[Stored entries]

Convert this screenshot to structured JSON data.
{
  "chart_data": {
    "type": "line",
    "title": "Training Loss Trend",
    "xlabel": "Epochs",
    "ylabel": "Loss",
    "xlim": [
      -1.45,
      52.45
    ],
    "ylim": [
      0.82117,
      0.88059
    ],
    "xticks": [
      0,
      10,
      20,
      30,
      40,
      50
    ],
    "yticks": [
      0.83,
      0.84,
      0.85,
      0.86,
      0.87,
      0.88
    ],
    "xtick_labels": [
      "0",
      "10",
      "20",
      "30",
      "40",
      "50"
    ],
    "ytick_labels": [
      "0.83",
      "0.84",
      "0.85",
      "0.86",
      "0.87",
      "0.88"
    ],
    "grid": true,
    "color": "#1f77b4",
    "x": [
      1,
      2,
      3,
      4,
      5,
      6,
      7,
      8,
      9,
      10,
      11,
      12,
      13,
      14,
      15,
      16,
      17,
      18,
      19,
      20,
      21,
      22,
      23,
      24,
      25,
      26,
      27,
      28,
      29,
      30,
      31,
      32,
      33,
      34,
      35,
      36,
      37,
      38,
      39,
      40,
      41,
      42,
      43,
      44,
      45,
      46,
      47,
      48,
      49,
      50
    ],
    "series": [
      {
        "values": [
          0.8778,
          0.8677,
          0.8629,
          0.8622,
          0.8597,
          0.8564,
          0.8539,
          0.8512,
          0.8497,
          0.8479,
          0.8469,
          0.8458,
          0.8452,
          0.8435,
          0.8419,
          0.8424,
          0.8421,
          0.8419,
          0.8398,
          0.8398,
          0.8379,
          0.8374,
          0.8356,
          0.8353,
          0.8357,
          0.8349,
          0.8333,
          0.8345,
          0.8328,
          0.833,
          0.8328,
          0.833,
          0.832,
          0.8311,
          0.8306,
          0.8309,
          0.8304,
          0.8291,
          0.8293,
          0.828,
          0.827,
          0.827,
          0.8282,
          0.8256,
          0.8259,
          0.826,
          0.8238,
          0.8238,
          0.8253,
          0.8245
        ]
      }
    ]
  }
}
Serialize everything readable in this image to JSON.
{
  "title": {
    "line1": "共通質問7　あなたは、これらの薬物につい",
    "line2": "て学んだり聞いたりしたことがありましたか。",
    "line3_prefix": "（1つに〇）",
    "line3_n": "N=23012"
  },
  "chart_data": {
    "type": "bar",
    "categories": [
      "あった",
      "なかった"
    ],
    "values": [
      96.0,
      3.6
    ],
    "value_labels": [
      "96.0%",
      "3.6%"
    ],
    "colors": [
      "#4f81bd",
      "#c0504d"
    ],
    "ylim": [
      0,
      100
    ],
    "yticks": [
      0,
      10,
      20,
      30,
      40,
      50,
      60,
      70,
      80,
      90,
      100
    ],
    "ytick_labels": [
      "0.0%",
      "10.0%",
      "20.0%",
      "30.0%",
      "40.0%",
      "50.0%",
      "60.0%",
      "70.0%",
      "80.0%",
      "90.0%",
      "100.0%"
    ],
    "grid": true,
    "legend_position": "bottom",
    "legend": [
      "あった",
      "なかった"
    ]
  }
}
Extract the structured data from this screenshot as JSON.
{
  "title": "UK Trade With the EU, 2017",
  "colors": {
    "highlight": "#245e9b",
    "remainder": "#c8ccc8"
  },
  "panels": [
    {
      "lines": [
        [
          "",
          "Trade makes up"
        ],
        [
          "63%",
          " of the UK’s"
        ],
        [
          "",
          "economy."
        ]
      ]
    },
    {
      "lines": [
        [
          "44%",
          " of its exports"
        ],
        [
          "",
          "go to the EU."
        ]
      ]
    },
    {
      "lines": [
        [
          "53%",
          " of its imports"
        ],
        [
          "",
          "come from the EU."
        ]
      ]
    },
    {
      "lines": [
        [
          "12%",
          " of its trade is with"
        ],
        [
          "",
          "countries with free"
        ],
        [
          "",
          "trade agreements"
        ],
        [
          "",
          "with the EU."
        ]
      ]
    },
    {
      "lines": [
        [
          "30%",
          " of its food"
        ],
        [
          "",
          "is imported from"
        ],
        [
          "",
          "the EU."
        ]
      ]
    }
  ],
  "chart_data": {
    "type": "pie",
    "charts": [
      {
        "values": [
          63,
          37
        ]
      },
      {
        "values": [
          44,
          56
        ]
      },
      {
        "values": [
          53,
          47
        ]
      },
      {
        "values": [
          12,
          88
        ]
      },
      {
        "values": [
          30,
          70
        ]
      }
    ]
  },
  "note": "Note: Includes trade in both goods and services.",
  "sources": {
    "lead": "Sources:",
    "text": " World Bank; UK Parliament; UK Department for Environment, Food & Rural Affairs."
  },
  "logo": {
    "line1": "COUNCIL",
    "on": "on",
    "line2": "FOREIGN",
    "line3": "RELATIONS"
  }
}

[Task description]
Using the records given above, list every line that includes the word "JSON".

[Final answer]
Convert this screenshot to structured JSON data.
Serialize everything readable in this image to JSON.
Extract the structured data from this screenshot as JSON.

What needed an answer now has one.